→ What the exercise asks: Copy every line in the records below that contains the word "tRNA".

[Entries of transcribed document text]

=== Section Start ===

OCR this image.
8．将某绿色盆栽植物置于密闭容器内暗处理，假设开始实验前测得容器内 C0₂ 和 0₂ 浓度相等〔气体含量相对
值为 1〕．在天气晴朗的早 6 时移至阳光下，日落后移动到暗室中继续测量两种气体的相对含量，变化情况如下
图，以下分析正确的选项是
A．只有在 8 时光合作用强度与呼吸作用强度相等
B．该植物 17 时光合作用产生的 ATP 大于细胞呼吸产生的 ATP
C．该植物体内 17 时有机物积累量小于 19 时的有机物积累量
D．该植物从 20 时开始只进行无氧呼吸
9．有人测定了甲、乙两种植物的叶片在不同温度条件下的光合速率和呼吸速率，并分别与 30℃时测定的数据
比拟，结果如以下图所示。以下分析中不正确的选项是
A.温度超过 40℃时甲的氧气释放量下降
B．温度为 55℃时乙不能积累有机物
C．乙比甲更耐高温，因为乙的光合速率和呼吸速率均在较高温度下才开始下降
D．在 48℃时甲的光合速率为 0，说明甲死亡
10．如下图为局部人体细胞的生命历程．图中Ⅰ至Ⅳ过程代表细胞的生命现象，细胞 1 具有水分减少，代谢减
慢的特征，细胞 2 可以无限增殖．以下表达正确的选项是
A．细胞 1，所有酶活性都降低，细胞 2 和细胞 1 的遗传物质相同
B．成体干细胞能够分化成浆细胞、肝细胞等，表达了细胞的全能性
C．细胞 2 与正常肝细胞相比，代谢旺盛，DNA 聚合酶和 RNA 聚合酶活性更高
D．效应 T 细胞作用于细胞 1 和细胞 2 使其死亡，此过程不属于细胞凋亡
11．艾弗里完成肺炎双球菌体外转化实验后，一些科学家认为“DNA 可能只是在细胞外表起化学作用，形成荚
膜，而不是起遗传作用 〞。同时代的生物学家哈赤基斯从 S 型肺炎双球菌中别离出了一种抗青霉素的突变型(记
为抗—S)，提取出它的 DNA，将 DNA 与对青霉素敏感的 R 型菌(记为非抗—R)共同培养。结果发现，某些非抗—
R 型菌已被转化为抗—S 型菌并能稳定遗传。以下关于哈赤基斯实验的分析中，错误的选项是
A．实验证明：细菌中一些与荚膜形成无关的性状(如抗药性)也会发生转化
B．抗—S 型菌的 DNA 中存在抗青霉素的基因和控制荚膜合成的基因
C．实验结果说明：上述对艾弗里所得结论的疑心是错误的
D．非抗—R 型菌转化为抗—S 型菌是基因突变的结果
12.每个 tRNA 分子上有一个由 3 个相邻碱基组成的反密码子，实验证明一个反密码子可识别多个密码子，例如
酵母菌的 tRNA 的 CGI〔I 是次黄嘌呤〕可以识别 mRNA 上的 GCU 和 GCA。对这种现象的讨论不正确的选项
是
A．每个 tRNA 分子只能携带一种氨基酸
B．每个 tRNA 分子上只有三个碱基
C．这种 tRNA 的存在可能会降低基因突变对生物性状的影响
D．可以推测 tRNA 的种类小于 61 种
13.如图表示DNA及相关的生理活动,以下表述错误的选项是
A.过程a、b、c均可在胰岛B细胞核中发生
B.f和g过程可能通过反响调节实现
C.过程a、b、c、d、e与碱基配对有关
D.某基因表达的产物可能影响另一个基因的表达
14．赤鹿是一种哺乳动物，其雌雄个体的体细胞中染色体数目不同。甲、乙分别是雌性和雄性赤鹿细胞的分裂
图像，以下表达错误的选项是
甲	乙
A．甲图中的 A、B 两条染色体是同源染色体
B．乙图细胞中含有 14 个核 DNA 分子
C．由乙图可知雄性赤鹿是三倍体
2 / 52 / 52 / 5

=== Section End ===

→ Task answer:
12.每个 tRNA 分子上有一个由 3 个相邻碱基组成的反密码子，实验证明一个反密码子可识别多个密码子，例如
酵母菌的 tRNA 的 CGI〔I 是次黄嘌呤〕可以识别 mRNA 上的 GCU 和 GCA。对这种现象的讨论不正确的选项
A．每个 tRNA 分子只能携带一种氨基酸
B．每个 tRNA 分子上只有三个碱基
C．这种 tRNA 的存在可能会降低基因突变对生物性状的影响
D．可以推测 tRNA 的种类小于 61 种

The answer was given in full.